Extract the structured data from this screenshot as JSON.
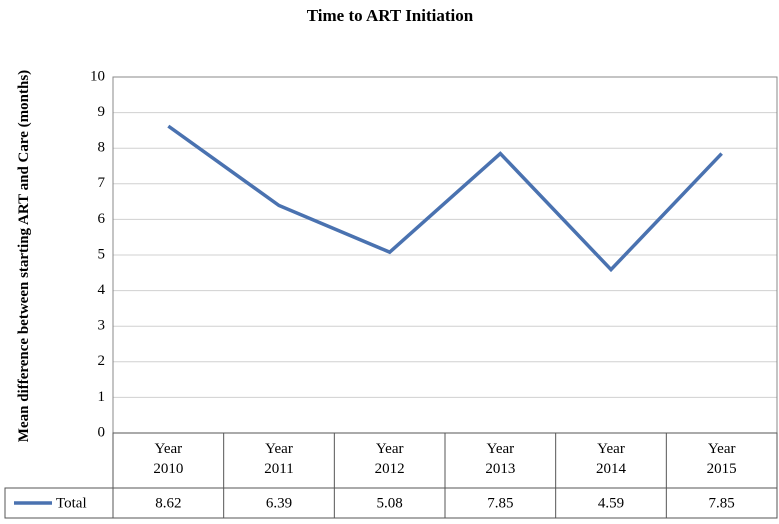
{
  "chart_data": {
    "type": "line",
    "title": "Time to ART Initiation",
    "y_label": "Mean difference between starting ART and Care (months)",
    "categories": [
      "Year 2010",
      "Year 2011",
      "Year 2012",
      "Year 2013",
      "Year 2014",
      "Year 2015"
    ],
    "series": [
      {
        "name": "Total",
        "color": "#4a72b0",
        "values": [
          8.62,
          6.39,
          5.08,
          7.85,
          4.59,
          7.85
        ]
      }
    ],
    "ylim": [
      0,
      10
    ],
    "yticks": [
      0,
      1,
      2,
      3,
      4,
      5,
      6,
      7,
      8,
      9,
      10
    ],
    "grid": true,
    "data_table": true
  }
}
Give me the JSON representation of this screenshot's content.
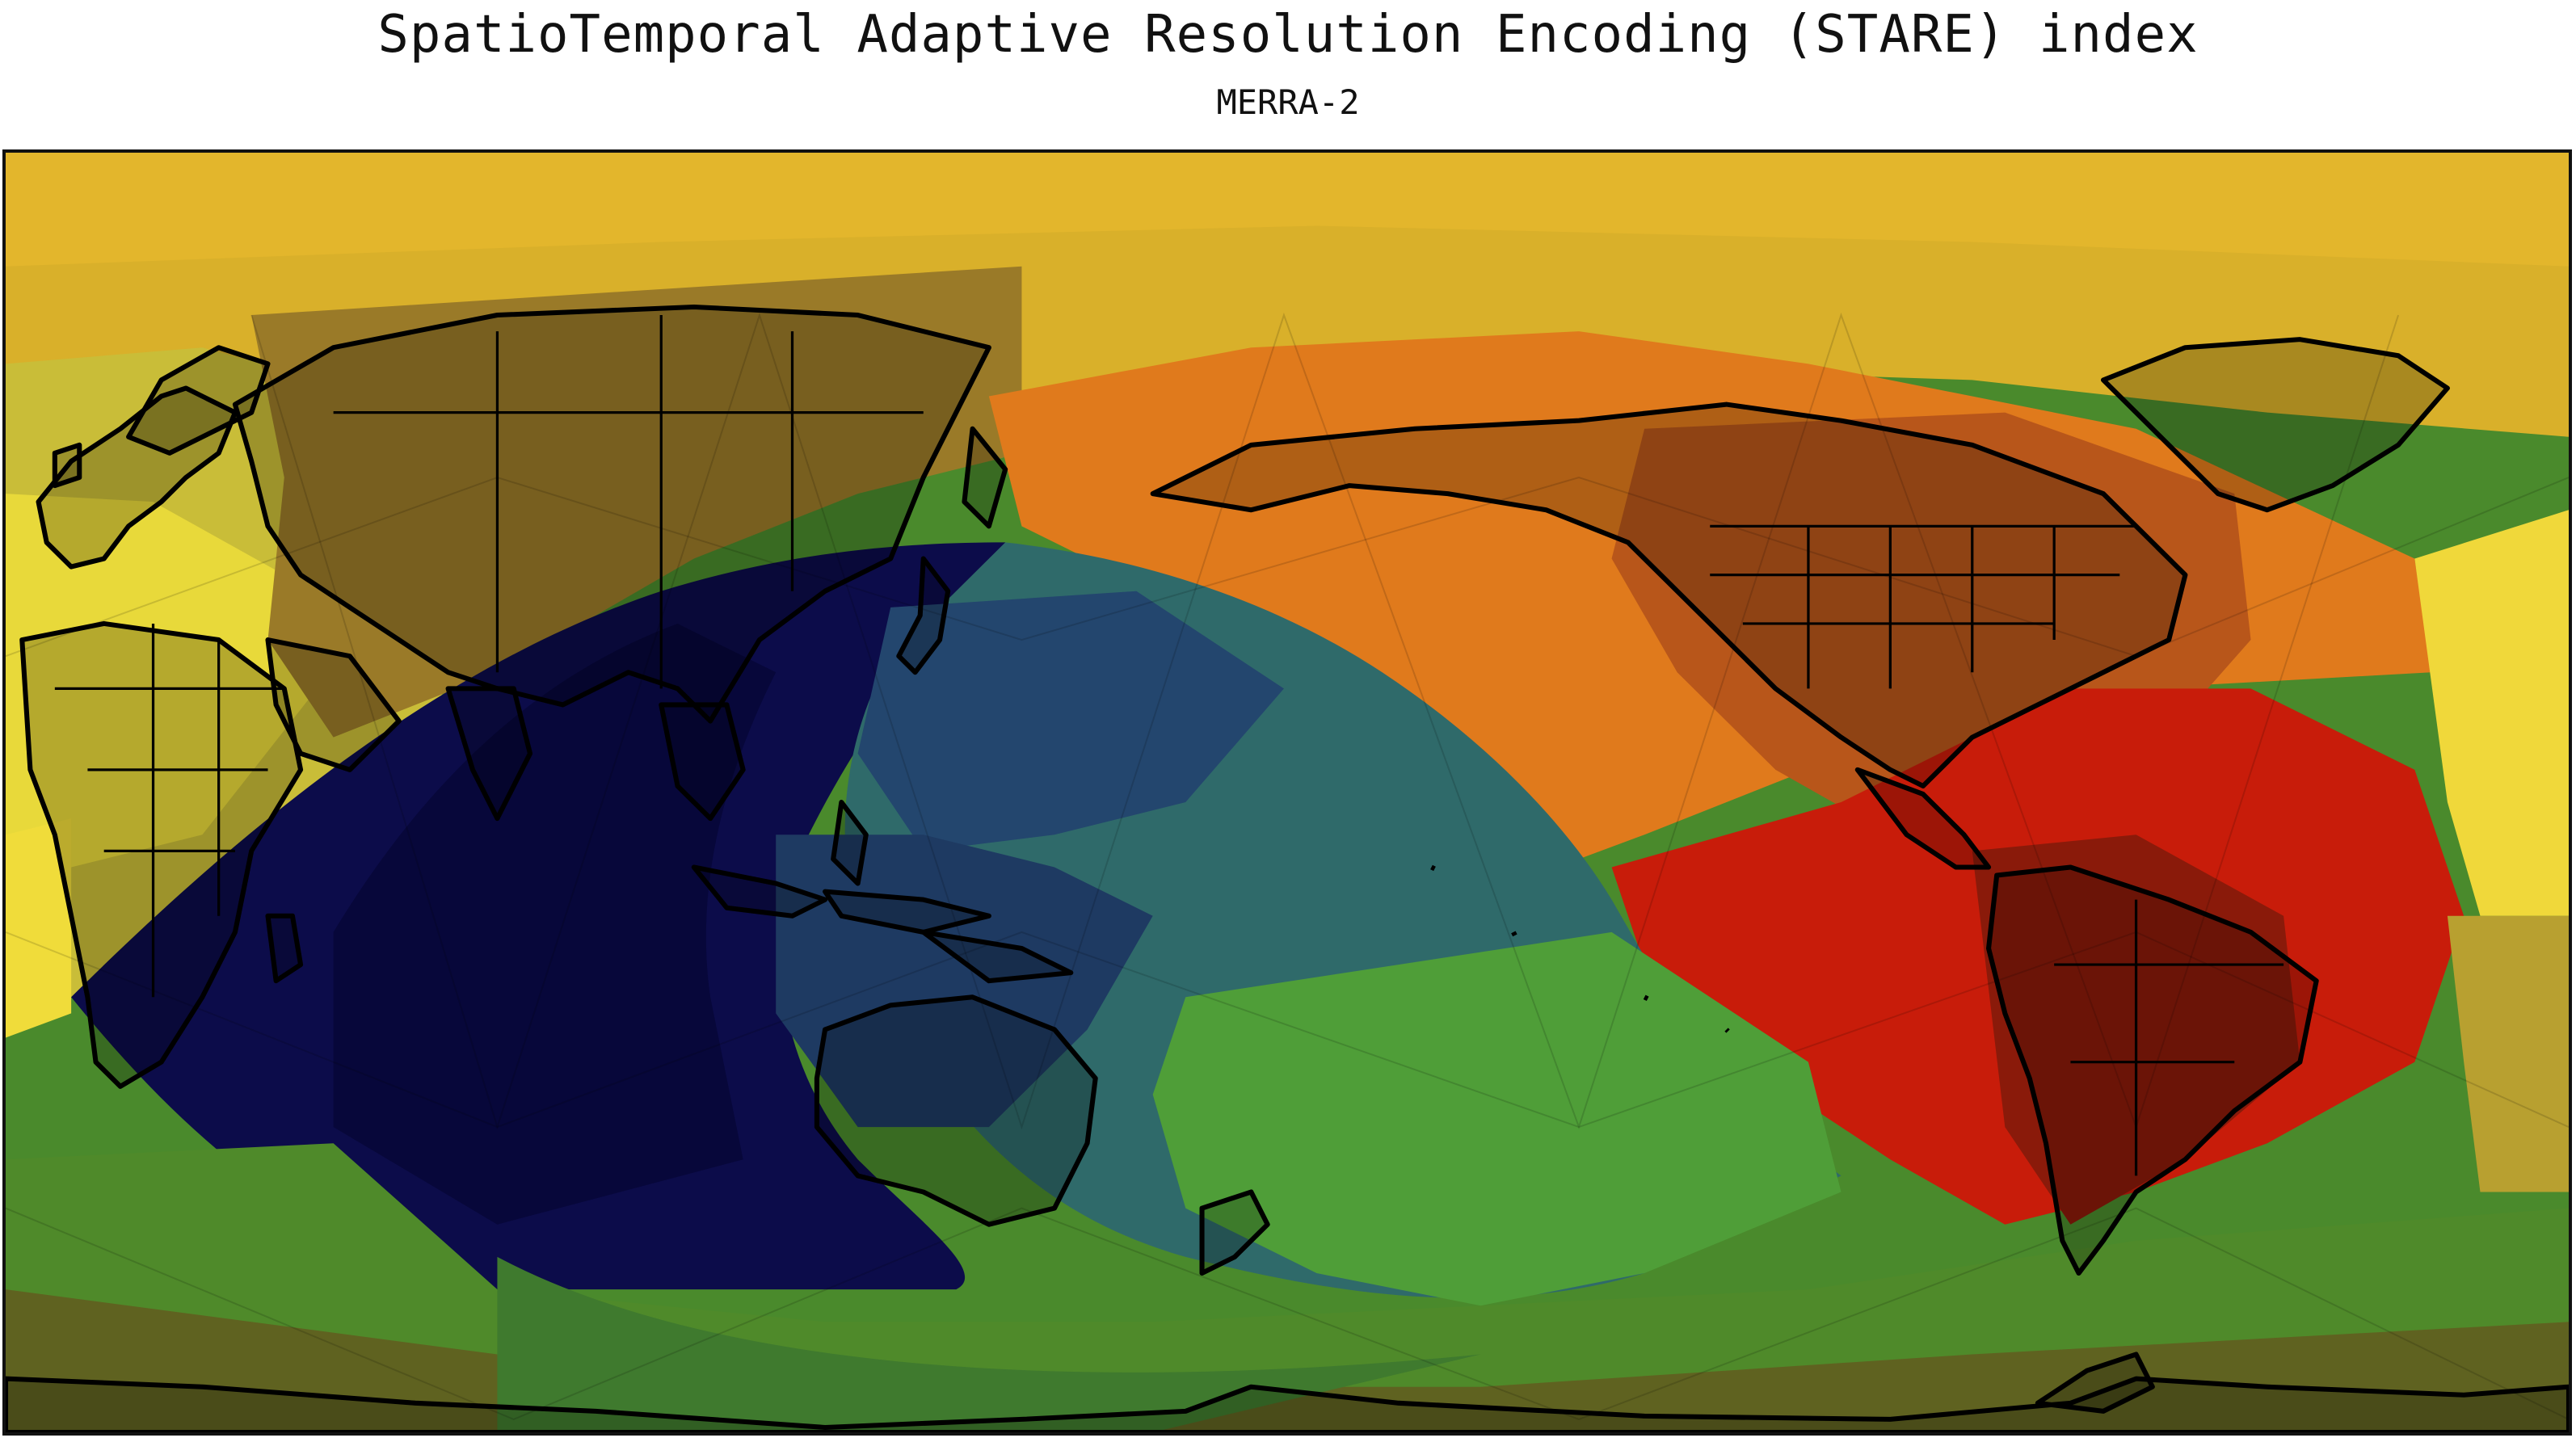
{
  "figure": {
    "title": "SpatioTemporal Adaptive Resolution Encoding (STARE) index",
    "subtitle": "MERRA-2"
  },
  "map": {
    "projection": "plate-carree",
    "central_longitude": 150,
    "extent_lon": [
      -30,
      330
    ],
    "extent_lat": [
      -90,
      90
    ],
    "coastlines": true,
    "country_borders": true,
    "colormap": [
      "#1a1a1a",
      "#0a0a3a",
      "#1f3f6f",
      "#4a8a6a",
      "#4a9a3a",
      "#d9b02a",
      "#f2e23c",
      "#e87a1a",
      "#d01a08",
      "#7a1508"
    ],
    "regions": [
      {
        "name": "north-cap",
        "color": "#d9b02a"
      },
      {
        "name": "north-pacific-orange",
        "color": "#e07a1c"
      },
      {
        "name": "south-america-red",
        "color": "#c81c0a"
      },
      {
        "name": "west-pacific-navy",
        "color": "#0c0c4a"
      },
      {
        "name": "central-pacific-teal",
        "color": "#2f6a6a"
      },
      {
        "name": "south-green",
        "color": "#4f9e38"
      },
      {
        "name": "africa-yellow",
        "color": "#f0dc3a"
      },
      {
        "name": "south-polar-olive",
        "color": "#5f6220"
      }
    ]
  }
}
**********
* [Your instructions]: Output an exact copy of the material, with the pictures removed.

* [Task output]:
Extract the structured data from this screenshot as JSON.
{
  "chart_data": {
    "type": "line",
    "title": "Time to ART Initiation",
    "y_label": "Mean difference between starting ART and Care (months)",
    "categories": [
      "Year 2010",
      "Year 2011",
      "Year 2012",
      "Year 2013",
      "Year 2014",
      "Year 2015"
    ],
    "series": [
      {
        "name": "Total",
        "color": "#4a72b0",
        "values": [
          8.62,
          6.39,
          5.08,
          7.85,
          4.59,
          7.85
        ]
      }
    ],
    "ylim": [
      0,
      10
    ],
    "yticks": [
      0,
      1,
      2,
      3,
      4,
      5,
      6,
      7,
      8,
      9,
      10
    ],
    "grid": true,
    "data_table": true
  }
}
Give me the JSON representation of this screenshot's content.
{
  "figure": {
    "title": "SpatioTemporal Adaptive Resolution Encoding (STARE) index",
    "subtitle": "MERRA-2"
  },
  "map": {
    "projection": "plate-carree",
    "central_longitude": 150,
    "extent_lon": [
      -30,
      330
    ],
    "extent_lat": [
      -90,
      90
    ],
    "coastlines": true,
    "country_borders": true,
    "colormap": [
      "#1a1a1a",
      "#0a0a3a",
      "#1f3f6f",
      "#4a8a6a",
      "#4a9a3a",
      "#d9b02a",
      "#f2e23c",
      "#e87a1a",
      "#d01a08",
      "#7a1508"
    ],
    "regions": [
      {
        "name": "north-cap",
        "color": "#d9b02a"
      },
      {
        "name": "north-pacific-orange",
        "color": "#e07a1c"
      },
      {
        "name": "south-america-red",
        "color": "#c81c0a"
      },
      {
        "name": "west-pacific-navy",
        "color": "#0c0c4a"
      },
      {
        "name": "central-pacific-teal",
        "color": "#2f6a6a"
      },
      {
        "name": "south-green",
        "color": "#4f9e38"
      },
      {
        "name": "africa-yellow",
        "color": "#f0dc3a"
      },
      {
        "name": "south-polar-olive",
        "color": "#5f6220"
      }
    ]
  }
}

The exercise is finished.